## [The task]
From the entries below, gather every line containing the string "name".

## [Material shown]
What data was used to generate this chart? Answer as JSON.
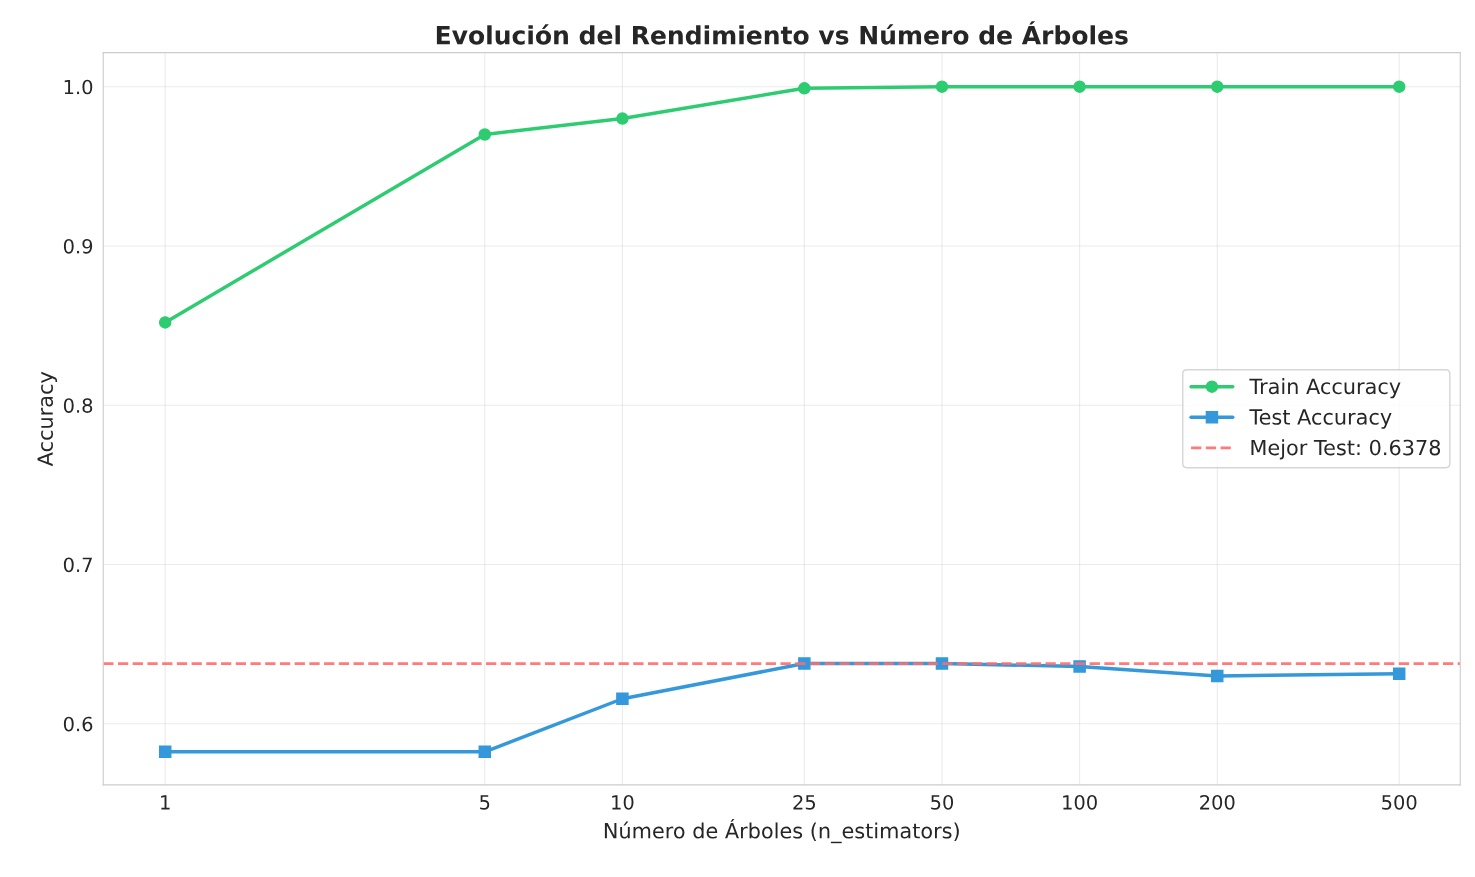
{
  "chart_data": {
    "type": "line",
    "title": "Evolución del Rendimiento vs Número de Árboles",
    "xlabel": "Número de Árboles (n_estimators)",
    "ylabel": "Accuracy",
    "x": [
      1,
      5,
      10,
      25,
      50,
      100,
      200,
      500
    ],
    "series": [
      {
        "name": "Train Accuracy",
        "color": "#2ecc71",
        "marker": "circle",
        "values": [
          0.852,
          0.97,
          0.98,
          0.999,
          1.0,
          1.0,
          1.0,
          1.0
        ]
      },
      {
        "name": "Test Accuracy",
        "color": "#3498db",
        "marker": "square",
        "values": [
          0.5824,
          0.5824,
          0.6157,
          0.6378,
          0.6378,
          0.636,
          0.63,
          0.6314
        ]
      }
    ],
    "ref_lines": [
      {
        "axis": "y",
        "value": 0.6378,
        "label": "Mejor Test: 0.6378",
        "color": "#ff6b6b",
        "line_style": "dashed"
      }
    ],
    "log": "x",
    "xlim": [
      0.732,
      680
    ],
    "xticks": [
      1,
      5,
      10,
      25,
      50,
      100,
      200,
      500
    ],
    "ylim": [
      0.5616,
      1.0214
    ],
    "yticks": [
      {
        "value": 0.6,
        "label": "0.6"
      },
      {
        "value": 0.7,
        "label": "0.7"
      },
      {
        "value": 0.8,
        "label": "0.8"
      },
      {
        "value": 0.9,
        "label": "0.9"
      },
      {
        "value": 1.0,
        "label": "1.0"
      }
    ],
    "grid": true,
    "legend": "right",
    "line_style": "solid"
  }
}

==

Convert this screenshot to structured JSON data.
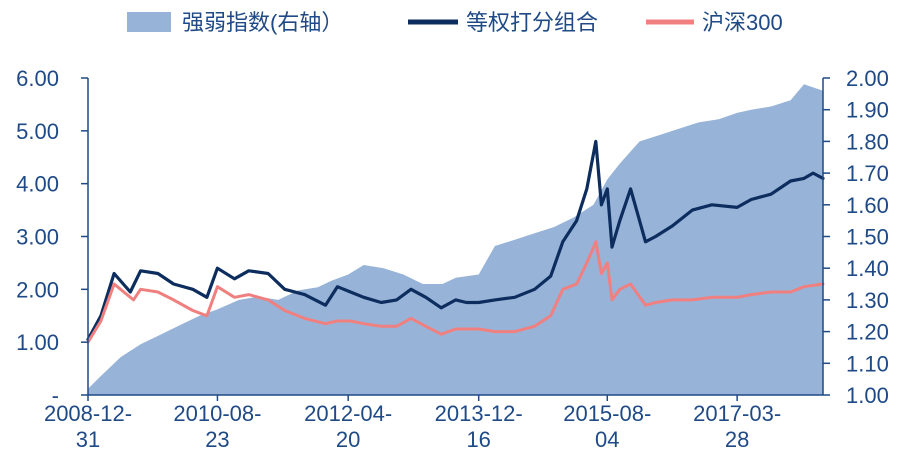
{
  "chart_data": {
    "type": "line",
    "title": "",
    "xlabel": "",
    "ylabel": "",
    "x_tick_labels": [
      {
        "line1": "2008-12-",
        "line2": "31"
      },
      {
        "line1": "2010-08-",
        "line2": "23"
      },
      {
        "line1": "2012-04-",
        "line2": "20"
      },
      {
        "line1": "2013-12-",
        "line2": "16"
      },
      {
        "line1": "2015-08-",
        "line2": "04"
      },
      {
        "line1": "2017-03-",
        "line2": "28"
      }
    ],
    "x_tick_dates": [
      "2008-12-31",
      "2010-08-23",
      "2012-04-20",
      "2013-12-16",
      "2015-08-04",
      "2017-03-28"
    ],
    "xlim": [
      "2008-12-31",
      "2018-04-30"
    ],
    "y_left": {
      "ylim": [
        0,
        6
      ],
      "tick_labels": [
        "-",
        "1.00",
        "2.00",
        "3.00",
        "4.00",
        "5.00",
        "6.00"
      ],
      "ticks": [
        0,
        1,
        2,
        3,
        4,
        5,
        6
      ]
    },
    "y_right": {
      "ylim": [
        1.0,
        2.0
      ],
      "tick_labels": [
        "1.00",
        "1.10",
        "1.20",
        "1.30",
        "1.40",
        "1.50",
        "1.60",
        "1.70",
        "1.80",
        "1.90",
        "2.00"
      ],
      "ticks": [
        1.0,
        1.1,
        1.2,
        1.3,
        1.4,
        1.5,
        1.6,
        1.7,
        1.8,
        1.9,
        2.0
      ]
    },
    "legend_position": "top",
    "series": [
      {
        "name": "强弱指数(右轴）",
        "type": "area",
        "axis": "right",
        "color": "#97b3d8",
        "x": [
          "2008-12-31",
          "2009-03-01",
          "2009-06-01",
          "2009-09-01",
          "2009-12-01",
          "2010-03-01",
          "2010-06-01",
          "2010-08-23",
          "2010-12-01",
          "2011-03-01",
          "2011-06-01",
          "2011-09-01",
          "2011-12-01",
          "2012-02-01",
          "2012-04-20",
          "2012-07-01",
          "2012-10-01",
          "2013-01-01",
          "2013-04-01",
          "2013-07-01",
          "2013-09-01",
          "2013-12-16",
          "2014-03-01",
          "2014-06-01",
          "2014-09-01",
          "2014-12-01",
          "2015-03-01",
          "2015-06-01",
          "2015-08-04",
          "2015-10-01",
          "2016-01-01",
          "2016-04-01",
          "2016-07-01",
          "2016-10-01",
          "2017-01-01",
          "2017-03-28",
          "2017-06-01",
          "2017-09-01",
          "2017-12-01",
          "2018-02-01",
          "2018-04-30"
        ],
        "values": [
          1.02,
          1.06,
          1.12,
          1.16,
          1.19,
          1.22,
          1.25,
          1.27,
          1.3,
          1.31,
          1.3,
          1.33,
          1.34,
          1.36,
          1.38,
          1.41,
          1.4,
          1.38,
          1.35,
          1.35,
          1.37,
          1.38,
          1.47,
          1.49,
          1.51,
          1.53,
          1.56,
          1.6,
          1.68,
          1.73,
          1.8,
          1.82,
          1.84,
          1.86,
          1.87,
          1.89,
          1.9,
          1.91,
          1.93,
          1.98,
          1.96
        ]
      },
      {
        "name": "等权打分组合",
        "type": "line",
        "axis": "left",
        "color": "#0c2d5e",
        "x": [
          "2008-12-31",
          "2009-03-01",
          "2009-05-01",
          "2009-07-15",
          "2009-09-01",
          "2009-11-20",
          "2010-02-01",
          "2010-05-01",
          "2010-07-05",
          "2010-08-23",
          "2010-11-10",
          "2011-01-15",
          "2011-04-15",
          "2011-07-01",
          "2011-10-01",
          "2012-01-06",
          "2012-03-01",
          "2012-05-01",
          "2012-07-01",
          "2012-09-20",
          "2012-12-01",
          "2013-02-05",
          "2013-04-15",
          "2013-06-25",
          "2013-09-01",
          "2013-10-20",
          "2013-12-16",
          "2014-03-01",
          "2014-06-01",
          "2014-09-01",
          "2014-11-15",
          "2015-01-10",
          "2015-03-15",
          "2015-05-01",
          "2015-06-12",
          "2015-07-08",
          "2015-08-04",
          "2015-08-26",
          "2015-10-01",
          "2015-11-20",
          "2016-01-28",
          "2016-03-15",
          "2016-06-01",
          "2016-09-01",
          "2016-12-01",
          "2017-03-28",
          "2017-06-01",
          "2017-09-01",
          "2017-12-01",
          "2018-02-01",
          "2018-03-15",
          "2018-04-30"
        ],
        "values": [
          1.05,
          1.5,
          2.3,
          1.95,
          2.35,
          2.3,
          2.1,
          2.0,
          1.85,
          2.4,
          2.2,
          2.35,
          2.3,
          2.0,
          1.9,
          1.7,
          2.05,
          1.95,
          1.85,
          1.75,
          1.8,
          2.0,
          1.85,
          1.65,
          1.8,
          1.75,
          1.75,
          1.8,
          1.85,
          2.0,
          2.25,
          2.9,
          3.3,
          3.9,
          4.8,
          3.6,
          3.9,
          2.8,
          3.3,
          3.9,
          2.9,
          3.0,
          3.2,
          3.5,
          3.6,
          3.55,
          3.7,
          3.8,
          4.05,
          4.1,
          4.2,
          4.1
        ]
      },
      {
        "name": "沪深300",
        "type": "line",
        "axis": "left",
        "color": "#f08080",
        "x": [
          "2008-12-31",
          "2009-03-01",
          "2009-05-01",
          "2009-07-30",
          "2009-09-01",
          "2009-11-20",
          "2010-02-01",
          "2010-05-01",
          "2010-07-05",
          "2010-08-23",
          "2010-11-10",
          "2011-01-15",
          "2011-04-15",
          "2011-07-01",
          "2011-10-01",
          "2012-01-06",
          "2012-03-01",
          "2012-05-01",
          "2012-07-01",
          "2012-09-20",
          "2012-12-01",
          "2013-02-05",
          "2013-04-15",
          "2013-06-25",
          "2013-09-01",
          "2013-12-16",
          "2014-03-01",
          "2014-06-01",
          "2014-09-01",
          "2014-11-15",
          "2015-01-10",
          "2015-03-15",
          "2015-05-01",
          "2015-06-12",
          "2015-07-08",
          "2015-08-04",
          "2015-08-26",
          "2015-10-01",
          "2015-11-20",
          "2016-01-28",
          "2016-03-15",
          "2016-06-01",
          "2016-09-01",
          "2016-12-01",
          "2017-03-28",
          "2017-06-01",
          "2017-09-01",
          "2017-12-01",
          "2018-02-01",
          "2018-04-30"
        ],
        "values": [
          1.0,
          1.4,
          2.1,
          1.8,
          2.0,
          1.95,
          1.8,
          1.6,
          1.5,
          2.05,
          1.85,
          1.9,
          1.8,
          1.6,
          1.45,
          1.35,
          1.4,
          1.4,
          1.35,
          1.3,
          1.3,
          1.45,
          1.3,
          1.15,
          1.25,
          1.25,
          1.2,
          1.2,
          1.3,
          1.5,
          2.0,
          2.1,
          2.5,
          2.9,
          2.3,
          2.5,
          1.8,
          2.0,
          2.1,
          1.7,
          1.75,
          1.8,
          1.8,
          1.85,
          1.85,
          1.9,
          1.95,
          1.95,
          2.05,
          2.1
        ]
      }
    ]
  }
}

--

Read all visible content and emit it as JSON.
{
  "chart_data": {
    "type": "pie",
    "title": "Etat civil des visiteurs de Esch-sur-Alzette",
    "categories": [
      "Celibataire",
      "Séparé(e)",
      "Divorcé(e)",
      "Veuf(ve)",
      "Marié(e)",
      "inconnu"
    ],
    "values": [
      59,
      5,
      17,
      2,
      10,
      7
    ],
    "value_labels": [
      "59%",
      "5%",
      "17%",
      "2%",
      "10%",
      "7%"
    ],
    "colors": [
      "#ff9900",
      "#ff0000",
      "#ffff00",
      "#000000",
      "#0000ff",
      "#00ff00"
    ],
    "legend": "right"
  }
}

## [Response to this task]
        "name": "Train Accuracy",
        "name": "Test Accuracy",
        "name": "强弱指数(右轴）",
        "name": "等权打分组合",
        "name": "沪深300",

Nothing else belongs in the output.